▸ **PROBLEM STATEMENT**: Reproduce the entries in full, with no changes.

▸ **SOURCE RECORDS**:
☆ ☆ ☆

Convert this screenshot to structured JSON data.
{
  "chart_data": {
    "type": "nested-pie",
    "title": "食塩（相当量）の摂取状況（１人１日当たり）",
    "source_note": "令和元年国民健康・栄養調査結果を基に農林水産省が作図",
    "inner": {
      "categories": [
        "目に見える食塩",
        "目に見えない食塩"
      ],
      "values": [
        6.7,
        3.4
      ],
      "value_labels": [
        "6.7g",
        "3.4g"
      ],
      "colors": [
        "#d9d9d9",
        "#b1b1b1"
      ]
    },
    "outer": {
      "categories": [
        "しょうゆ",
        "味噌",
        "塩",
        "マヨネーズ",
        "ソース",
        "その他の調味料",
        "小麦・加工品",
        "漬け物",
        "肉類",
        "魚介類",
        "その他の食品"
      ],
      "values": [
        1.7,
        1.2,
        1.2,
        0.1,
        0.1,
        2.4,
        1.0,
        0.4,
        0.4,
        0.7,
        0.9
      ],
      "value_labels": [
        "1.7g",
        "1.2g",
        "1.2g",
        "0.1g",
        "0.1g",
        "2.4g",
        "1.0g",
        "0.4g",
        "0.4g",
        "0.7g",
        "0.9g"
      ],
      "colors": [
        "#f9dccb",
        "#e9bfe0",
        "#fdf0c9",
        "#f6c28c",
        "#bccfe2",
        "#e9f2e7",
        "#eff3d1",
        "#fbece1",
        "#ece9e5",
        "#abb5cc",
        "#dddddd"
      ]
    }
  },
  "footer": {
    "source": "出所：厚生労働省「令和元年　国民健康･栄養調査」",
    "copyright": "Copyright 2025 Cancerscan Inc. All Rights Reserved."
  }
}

☆ ☆ ☆

▸ **EXERCISE ANSWER**:
Convert this screenshot to structured JSON data.
{
  "chart_data": {
    "type": "nested-pie",
    "title": "食塩（相当量）の摂取状況（１人１日当たり）",
    "source_note": "令和元年国民健康・栄養調査結果を基に農林水産省が作図",
    "inner": {
      "categories": [
        "目に見える食塩",
        "目に見えない食塩"
      ],
      "values": [
        6.7,
        3.4
      ],
      "value_labels": [
        "6.7g",
        "3.4g"
      ],
      "colors": [
        "#d9d9d9",
        "#b1b1b1"
      ]
    },
    "outer": {
      "categories": [
        "しょうゆ",
        "味噌",
        "塩",
        "マヨネーズ",
        "ソース",
        "その他の調味料",
        "小麦・加工品",
        "漬け物",
        "肉類",
        "魚介類",
        "その他の食品"
      ],
      "values": [
        1.7,
        1.2,
        1.2,
        0.1,
        0.1,
        2.4,
        1.0,
        0.4,
        0.4,
        0.7,
        0.9
      ],
      "value_labels": [
        "1.7g",
        "1.2g",
        "1.2g",
        "0.1g",
        "0.1g",
        "2.4g",
        "1.0g",
        "0.4g",
        "0.4g",
        "0.7g",
        "0.9g"
      ],
      "colors": [
        "#f9dccb",
        "#e9bfe0",
        "#fdf0c9",
        "#f6c28c",
        "#bccfe2",
        "#e9f2e7",
        "#eff3d1",
        "#fbece1",
        "#ece9e5",
        "#abb5cc",
        "#dddddd"
      ]
    }
  },
  "footer": {
    "source": "出所：厚生労働省「令和元年　国民健康･栄養調査」",
    "copyright": "Copyright 2025 Cancerscan Inc. All Rights Reserved."
  }
}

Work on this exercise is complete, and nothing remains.